## START

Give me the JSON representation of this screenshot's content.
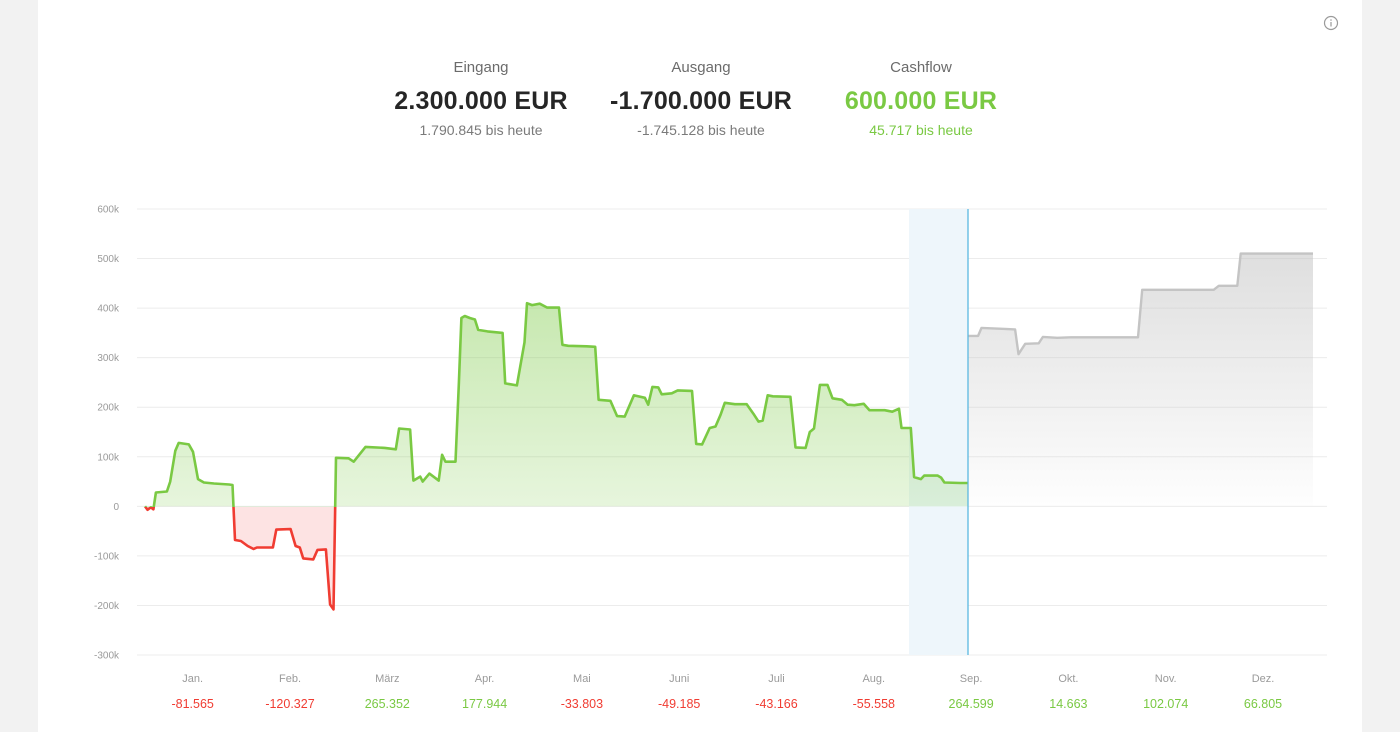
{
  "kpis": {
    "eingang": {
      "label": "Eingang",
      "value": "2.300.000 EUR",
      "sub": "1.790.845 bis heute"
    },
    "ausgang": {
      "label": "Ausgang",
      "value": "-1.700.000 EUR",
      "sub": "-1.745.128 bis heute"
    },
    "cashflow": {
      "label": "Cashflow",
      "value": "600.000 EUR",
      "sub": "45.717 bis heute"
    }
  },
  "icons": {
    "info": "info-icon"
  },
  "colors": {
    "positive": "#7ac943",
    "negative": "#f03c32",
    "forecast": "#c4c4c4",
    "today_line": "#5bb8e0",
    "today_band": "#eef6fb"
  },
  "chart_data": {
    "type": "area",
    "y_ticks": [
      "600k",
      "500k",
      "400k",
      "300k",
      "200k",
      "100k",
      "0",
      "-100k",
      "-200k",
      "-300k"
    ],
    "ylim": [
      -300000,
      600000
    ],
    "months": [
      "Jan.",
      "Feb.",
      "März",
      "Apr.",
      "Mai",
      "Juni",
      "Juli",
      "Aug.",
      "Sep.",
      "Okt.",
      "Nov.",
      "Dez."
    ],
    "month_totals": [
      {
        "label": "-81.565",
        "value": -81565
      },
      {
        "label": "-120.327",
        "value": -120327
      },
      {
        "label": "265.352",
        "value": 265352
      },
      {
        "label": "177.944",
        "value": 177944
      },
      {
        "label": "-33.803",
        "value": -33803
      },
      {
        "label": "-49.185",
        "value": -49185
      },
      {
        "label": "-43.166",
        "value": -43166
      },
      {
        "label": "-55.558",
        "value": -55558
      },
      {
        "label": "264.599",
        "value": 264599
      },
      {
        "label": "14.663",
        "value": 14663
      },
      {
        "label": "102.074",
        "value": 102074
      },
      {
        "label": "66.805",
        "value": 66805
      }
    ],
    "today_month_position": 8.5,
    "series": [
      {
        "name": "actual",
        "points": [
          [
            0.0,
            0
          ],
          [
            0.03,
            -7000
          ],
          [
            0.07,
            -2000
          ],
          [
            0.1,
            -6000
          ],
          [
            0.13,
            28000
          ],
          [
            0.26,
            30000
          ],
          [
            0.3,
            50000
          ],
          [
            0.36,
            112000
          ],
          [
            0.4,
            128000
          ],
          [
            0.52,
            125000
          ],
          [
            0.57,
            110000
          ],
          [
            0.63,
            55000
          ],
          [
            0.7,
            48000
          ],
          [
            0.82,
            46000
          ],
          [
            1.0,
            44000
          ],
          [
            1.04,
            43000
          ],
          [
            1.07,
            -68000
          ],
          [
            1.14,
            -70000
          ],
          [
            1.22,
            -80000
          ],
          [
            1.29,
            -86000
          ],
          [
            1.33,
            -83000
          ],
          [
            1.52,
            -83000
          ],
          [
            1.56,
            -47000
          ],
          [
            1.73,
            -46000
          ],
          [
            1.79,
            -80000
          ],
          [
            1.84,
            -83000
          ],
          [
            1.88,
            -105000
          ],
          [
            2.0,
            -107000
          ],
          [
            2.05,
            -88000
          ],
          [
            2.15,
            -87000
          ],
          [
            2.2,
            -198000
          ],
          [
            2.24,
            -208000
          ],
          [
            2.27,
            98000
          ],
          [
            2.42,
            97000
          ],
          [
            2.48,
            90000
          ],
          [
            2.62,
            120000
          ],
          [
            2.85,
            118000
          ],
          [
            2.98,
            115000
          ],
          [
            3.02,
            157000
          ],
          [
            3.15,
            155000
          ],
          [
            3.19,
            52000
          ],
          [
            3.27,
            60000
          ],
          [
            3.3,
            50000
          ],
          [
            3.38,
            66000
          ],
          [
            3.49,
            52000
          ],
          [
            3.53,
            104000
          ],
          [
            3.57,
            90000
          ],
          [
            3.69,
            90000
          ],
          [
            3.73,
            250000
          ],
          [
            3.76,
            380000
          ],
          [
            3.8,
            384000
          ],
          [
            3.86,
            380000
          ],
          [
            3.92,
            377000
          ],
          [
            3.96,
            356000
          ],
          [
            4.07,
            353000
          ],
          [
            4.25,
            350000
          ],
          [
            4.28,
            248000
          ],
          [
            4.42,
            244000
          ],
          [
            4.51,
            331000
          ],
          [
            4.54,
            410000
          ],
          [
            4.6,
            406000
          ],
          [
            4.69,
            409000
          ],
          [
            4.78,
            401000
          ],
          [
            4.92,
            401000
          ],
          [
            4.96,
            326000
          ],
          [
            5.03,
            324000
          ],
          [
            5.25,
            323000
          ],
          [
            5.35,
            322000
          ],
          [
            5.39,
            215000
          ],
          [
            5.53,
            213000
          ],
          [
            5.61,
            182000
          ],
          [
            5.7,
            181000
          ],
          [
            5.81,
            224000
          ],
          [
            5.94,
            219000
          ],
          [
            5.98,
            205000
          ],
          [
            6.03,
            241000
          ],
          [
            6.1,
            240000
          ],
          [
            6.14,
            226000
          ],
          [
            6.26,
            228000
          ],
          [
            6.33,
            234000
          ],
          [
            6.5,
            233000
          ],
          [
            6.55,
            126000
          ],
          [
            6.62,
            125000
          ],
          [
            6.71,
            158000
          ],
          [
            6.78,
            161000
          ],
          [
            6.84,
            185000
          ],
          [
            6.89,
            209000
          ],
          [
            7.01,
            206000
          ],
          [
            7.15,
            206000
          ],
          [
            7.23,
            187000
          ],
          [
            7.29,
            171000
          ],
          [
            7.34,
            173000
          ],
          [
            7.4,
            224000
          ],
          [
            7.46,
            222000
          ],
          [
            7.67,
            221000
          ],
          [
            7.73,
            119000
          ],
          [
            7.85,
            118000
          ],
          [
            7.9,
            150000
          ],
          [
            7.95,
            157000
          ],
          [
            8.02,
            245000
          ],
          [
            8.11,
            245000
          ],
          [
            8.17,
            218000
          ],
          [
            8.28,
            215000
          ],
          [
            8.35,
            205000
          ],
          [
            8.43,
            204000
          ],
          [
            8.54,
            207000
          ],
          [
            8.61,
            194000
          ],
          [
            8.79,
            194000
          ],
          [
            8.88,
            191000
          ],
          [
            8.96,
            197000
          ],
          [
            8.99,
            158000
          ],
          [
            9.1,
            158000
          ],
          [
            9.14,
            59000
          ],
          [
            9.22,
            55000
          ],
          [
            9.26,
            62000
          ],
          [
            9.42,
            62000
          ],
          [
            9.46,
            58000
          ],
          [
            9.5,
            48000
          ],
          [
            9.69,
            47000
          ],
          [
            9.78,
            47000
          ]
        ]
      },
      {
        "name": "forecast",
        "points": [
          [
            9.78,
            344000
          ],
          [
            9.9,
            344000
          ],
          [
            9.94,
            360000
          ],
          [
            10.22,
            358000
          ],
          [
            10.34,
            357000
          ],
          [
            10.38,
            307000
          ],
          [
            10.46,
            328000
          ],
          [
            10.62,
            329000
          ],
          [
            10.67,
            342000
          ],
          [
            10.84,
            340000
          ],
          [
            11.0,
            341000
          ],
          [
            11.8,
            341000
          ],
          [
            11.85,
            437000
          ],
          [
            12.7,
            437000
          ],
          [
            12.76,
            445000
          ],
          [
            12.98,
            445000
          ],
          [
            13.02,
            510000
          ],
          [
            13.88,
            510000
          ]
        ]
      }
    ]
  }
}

## END

## DIRECTIONS
Your task is to copy the entries in full and exactly, without any images.

## EXERCISE SOLUTION
Give me the JSON representation of this screenshot's content.
{
  "kpis": {
    "eingang": {
      "label": "Eingang",
      "value": "2.300.000 EUR",
      "sub": "1.790.845 bis heute"
    },
    "ausgang": {
      "label": "Ausgang",
      "value": "-1.700.000 EUR",
      "sub": "-1.745.128 bis heute"
    },
    "cashflow": {
      "label": "Cashflow",
      "value": "600.000 EUR",
      "sub": "45.717 bis heute"
    }
  },
  "icons": {
    "info": "info-icon"
  },
  "colors": {
    "positive": "#7ac943",
    "negative": "#f03c32",
    "forecast": "#c4c4c4",
    "today_line": "#5bb8e0",
    "today_band": "#eef6fb"
  },
  "chart_data": {
    "type": "area",
    "y_ticks": [
      "600k",
      "500k",
      "400k",
      "300k",
      "200k",
      "100k",
      "0",
      "-100k",
      "-200k",
      "-300k"
    ],
    "ylim": [
      -300000,
      600000
    ],
    "months": [
      "Jan.",
      "Feb.",
      "März",
      "Apr.",
      "Mai",
      "Juni",
      "Juli",
      "Aug.",
      "Sep.",
      "Okt.",
      "Nov.",
      "Dez."
    ],
    "month_totals": [
      {
        "label": "-81.565",
        "value": -81565
      },
      {
        "label": "-120.327",
        "value": -120327
      },
      {
        "label": "265.352",
        "value": 265352
      },
      {
        "label": "177.944",
        "value": 177944
      },
      {
        "label": "-33.803",
        "value": -33803
      },
      {
        "label": "-49.185",
        "value": -49185
      },
      {
        "label": "-43.166",
        "value": -43166
      },
      {
        "label": "-55.558",
        "value": -55558
      },
      {
        "label": "264.599",
        "value": 264599
      },
      {
        "label": "14.663",
        "value": 14663
      },
      {
        "label": "102.074",
        "value": 102074
      },
      {
        "label": "66.805",
        "value": 66805
      }
    ],
    "today_month_position": 8.5,
    "series": [
      {
        "name": "actual",
        "points": [
          [
            0.0,
            0
          ],
          [
            0.03,
            -7000
          ],
          [
            0.07,
            -2000
          ],
          [
            0.1,
            -6000
          ],
          [
            0.13,
            28000
          ],
          [
            0.26,
            30000
          ],
          [
            0.3,
            50000
          ],
          [
            0.36,
            112000
          ],
          [
            0.4,
            128000
          ],
          [
            0.52,
            125000
          ],
          [
            0.57,
            110000
          ],
          [
            0.63,
            55000
          ],
          [
            0.7,
            48000
          ],
          [
            0.82,
            46000
          ],
          [
            1.0,
            44000
          ],
          [
            1.04,
            43000
          ],
          [
            1.07,
            -68000
          ],
          [
            1.14,
            -70000
          ],
          [
            1.22,
            -80000
          ],
          [
            1.29,
            -86000
          ],
          [
            1.33,
            -83000
          ],
          [
            1.52,
            -83000
          ],
          [
            1.56,
            -47000
          ],
          [
            1.73,
            -46000
          ],
          [
            1.79,
            -80000
          ],
          [
            1.84,
            -83000
          ],
          [
            1.88,
            -105000
          ],
          [
            2.0,
            -107000
          ],
          [
            2.05,
            -88000
          ],
          [
            2.15,
            -87000
          ],
          [
            2.2,
            -198000
          ],
          [
            2.24,
            -208000
          ],
          [
            2.27,
            98000
          ],
          [
            2.42,
            97000
          ],
          [
            2.48,
            90000
          ],
          [
            2.62,
            120000
          ],
          [
            2.85,
            118000
          ],
          [
            2.98,
            115000
          ],
          [
            3.02,
            157000
          ],
          [
            3.15,
            155000
          ],
          [
            3.19,
            52000
          ],
          [
            3.27,
            60000
          ],
          [
            3.3,
            50000
          ],
          [
            3.38,
            66000
          ],
          [
            3.49,
            52000
          ],
          [
            3.53,
            104000
          ],
          [
            3.57,
            90000
          ],
          [
            3.69,
            90000
          ],
          [
            3.73,
            250000
          ],
          [
            3.76,
            380000
          ],
          [
            3.8,
            384000
          ],
          [
            3.86,
            380000
          ],
          [
            3.92,
            377000
          ],
          [
            3.96,
            356000
          ],
          [
            4.07,
            353000
          ],
          [
            4.25,
            350000
          ],
          [
            4.28,
            248000
          ],
          [
            4.42,
            244000
          ],
          [
            4.51,
            331000
          ],
          [
            4.54,
            410000
          ],
          [
            4.6,
            406000
          ],
          [
            4.69,
            409000
          ],
          [
            4.78,
            401000
          ],
          [
            4.92,
            401000
          ],
          [
            4.96,
            326000
          ],
          [
            5.03,
            324000
          ],
          [
            5.25,
            323000
          ],
          [
            5.35,
            322000
          ],
          [
            5.39,
            215000
          ],
          [
            5.53,
            213000
          ],
          [
            5.61,
            182000
          ],
          [
            5.7,
            181000
          ],
          [
            5.81,
            224000
          ],
          [
            5.94,
            219000
          ],
          [
            5.98,
            205000
          ],
          [
            6.03,
            241000
          ],
          [
            6.1,
            240000
          ],
          [
            6.14,
            226000
          ],
          [
            6.26,
            228000
          ],
          [
            6.33,
            234000
          ],
          [
            6.5,
            233000
          ],
          [
            6.55,
            126000
          ],
          [
            6.62,
            125000
          ],
          [
            6.71,
            158000
          ],
          [
            6.78,
            161000
          ],
          [
            6.84,
            185000
          ],
          [
            6.89,
            209000
          ],
          [
            7.01,
            206000
          ],
          [
            7.15,
            206000
          ],
          [
            7.23,
            187000
          ],
          [
            7.29,
            171000
          ],
          [
            7.34,
            173000
          ],
          [
            7.4,
            224000
          ],
          [
            7.46,
            222000
          ],
          [
            7.67,
            221000
          ],
          [
            7.73,
            119000
          ],
          [
            7.85,
            118000
          ],
          [
            7.9,
            150000
          ],
          [
            7.95,
            157000
          ],
          [
            8.02,
            245000
          ],
          [
            8.11,
            245000
          ],
          [
            8.17,
            218000
          ],
          [
            8.28,
            215000
          ],
          [
            8.35,
            205000
          ],
          [
            8.43,
            204000
          ],
          [
            8.54,
            207000
          ],
          [
            8.61,
            194000
          ],
          [
            8.79,
            194000
          ],
          [
            8.88,
            191000
          ],
          [
            8.96,
            197000
          ],
          [
            8.99,
            158000
          ],
          [
            9.1,
            158000
          ],
          [
            9.14,
            59000
          ],
          [
            9.22,
            55000
          ],
          [
            9.26,
            62000
          ],
          [
            9.42,
            62000
          ],
          [
            9.46,
            58000
          ],
          [
            9.5,
            48000
          ],
          [
            9.69,
            47000
          ],
          [
            9.78,
            47000
          ]
        ]
      },
      {
        "name": "forecast",
        "points": [
          [
            9.78,
            344000
          ],
          [
            9.9,
            344000
          ],
          [
            9.94,
            360000
          ],
          [
            10.22,
            358000
          ],
          [
            10.34,
            357000
          ],
          [
            10.38,
            307000
          ],
          [
            10.46,
            328000
          ],
          [
            10.62,
            329000
          ],
          [
            10.67,
            342000
          ],
          [
            10.84,
            340000
          ],
          [
            11.0,
            341000
          ],
          [
            11.8,
            341000
          ],
          [
            11.85,
            437000
          ],
          [
            12.7,
            437000
          ],
          [
            12.76,
            445000
          ],
          [
            12.98,
            445000
          ],
          [
            13.02,
            510000
          ],
          [
            13.88,
            510000
          ]
        ]
      }
    ]
  }
}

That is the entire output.